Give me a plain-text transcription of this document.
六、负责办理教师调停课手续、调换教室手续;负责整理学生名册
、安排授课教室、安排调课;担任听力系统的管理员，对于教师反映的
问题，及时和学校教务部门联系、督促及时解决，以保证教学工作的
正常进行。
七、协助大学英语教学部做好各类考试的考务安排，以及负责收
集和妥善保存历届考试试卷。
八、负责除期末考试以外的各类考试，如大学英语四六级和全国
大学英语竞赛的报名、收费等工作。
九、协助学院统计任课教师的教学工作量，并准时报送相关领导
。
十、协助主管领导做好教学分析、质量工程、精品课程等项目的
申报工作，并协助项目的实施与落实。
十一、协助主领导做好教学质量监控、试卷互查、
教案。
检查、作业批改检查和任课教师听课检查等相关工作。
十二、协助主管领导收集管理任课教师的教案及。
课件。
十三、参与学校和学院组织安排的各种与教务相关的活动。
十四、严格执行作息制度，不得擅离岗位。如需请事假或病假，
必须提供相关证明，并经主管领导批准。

__Written problem__:
Restate the data above word for word, please.

__Problem solution__:
Give me a plain-text transcription of this document.
六、负责办理教师调停课手续、调换教室手续;负责整理学生名册
、安排授课教室、安排调课;担任听力系统的管理员，对于教师反映的
问题，及时和学校教务部门联系、督促及时解决，以保证教学工作的
正常进行。
七、协助大学英语教学部做好各类考试的考务安排，以及负责收
集和妥善保存历届考试试卷。
八、负责除期末考试以外的各类考试，如大学英语四六级和全国
大学英语竞赛的报名、收费等工作。
九、协助学院统计任课教师的教学工作量，并准时报送相关领导
。
十、协助主管领导做好教学分析、质量工程、精品课程等项目的
申报工作，并协助项目的实施与落实。
十一、协助主领导做好教学质量监控、试卷互查、
教案。
检查、作业批改检查和任课教师听课检查等相关工作。
十二、协助主管领导收集管理任课教师的教案及。
课件。
十三、参与学校和学院组织安排的各种与教务相关的活动。
十四、严格执行作息制度，不得擅离岗位。如需请事假或病假，
必须提供相关证明，并经主管领导批准。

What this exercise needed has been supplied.